- Work to be completed
What you return should match every record exactly, with the images removed.

Data items:
..............................

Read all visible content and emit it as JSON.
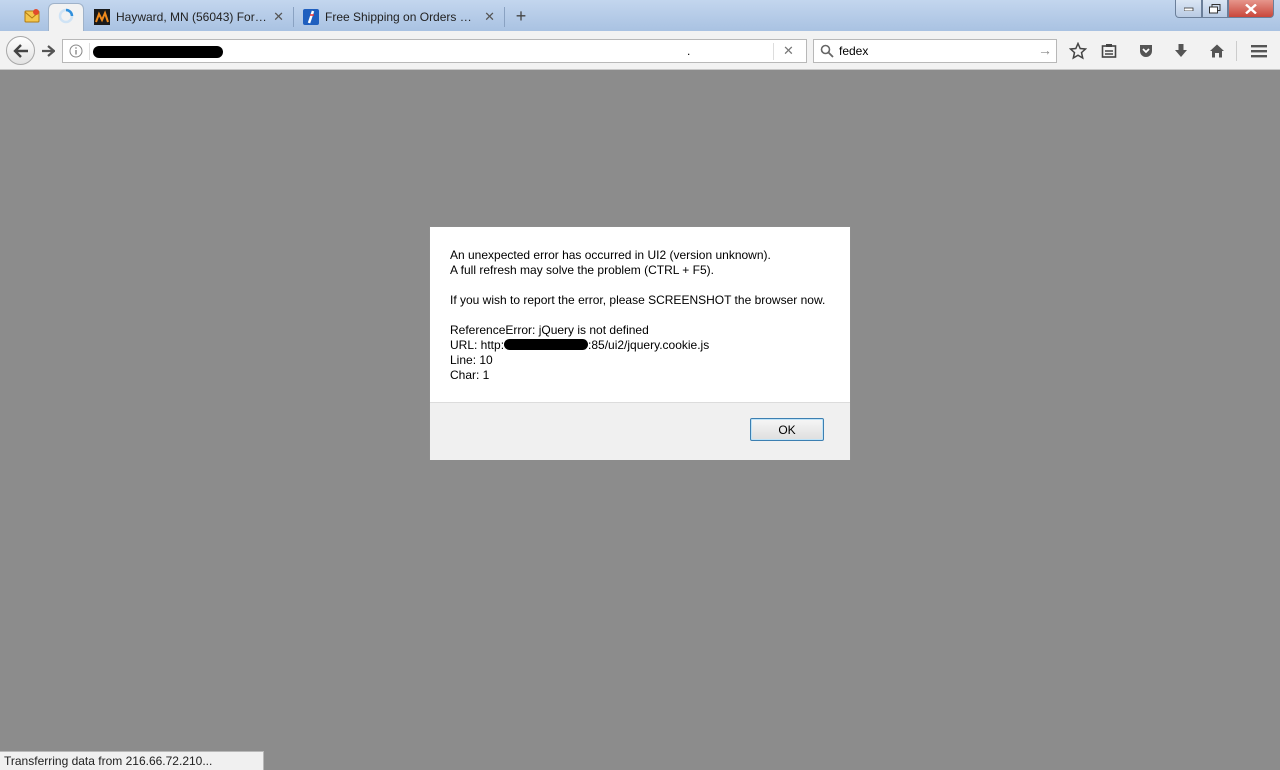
{
  "tabs": [
    {
      "title": "Hayward, MN (56043) Fore...",
      "active": false
    },
    {
      "title": "Free Shipping on Orders O...",
      "active": false
    }
  ],
  "pinned_tabs": [
    "mail-icon",
    "loading-spinner-icon"
  ],
  "new_tab_label": "+",
  "navbar": {
    "url_value": ".",
    "search_value": "fedex",
    "url_clear": "✕",
    "search_go": "→"
  },
  "dialog": {
    "lines": [
      "An unexpected error has occurred in UI2 (version unknown).",
      "A full refresh may solve the problem (CTRL + F5).",
      "",
      "If you wish to report the error, please SCREENSHOT the browser now.",
      "",
      "ReferenceError: jQuery is not defined"
    ],
    "url_prefix": "URL: http:",
    "url_suffix": ":85/ui2/jquery.cookie.js",
    "line_text": "Line: 10",
    "char_text": "Char: 1",
    "ok_label": "OK"
  },
  "status_text": "Transferring data from 216.66.72.210...",
  "colors": {
    "page_bg": "#8c8c8c",
    "titlebar": "#b6cce8",
    "close_button": "#c9473b"
  }
}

..............................

- Problem solution
Read all visible content and emit it as JSON.
{
  "tabs": [
    {
      "title": "Hayward, MN (56043) Fore...",
      "active": false
    },
    {
      "title": "Free Shipping on Orders O...",
      "active": false
    }
  ],
  "pinned_tabs": [
    "mail-icon",
    "loading-spinner-icon"
  ],
  "new_tab_label": "+",
  "navbar": {
    "url_value": ".",
    "search_value": "fedex",
    "url_clear": "✕",
    "search_go": "→"
  },
  "dialog": {
    "lines": [
      "An unexpected error has occurred in UI2 (version unknown).",
      "A full refresh may solve the problem (CTRL + F5).",
      "",
      "If you wish to report the error, please SCREENSHOT the browser now.",
      "",
      "ReferenceError: jQuery is not defined"
    ],
    "url_prefix": "URL: http:",
    "url_suffix": ":85/ui2/jquery.cookie.js",
    "line_text": "Line: 10",
    "char_text": "Char: 1",
    "ok_label": "OK"
  },
  "status_text": "Transferring data from 216.66.72.210...",
  "colors": {
    "page_bg": "#8c8c8c",
    "titlebar": "#b6cce8",
    "close_button": "#c9473b"
  }
}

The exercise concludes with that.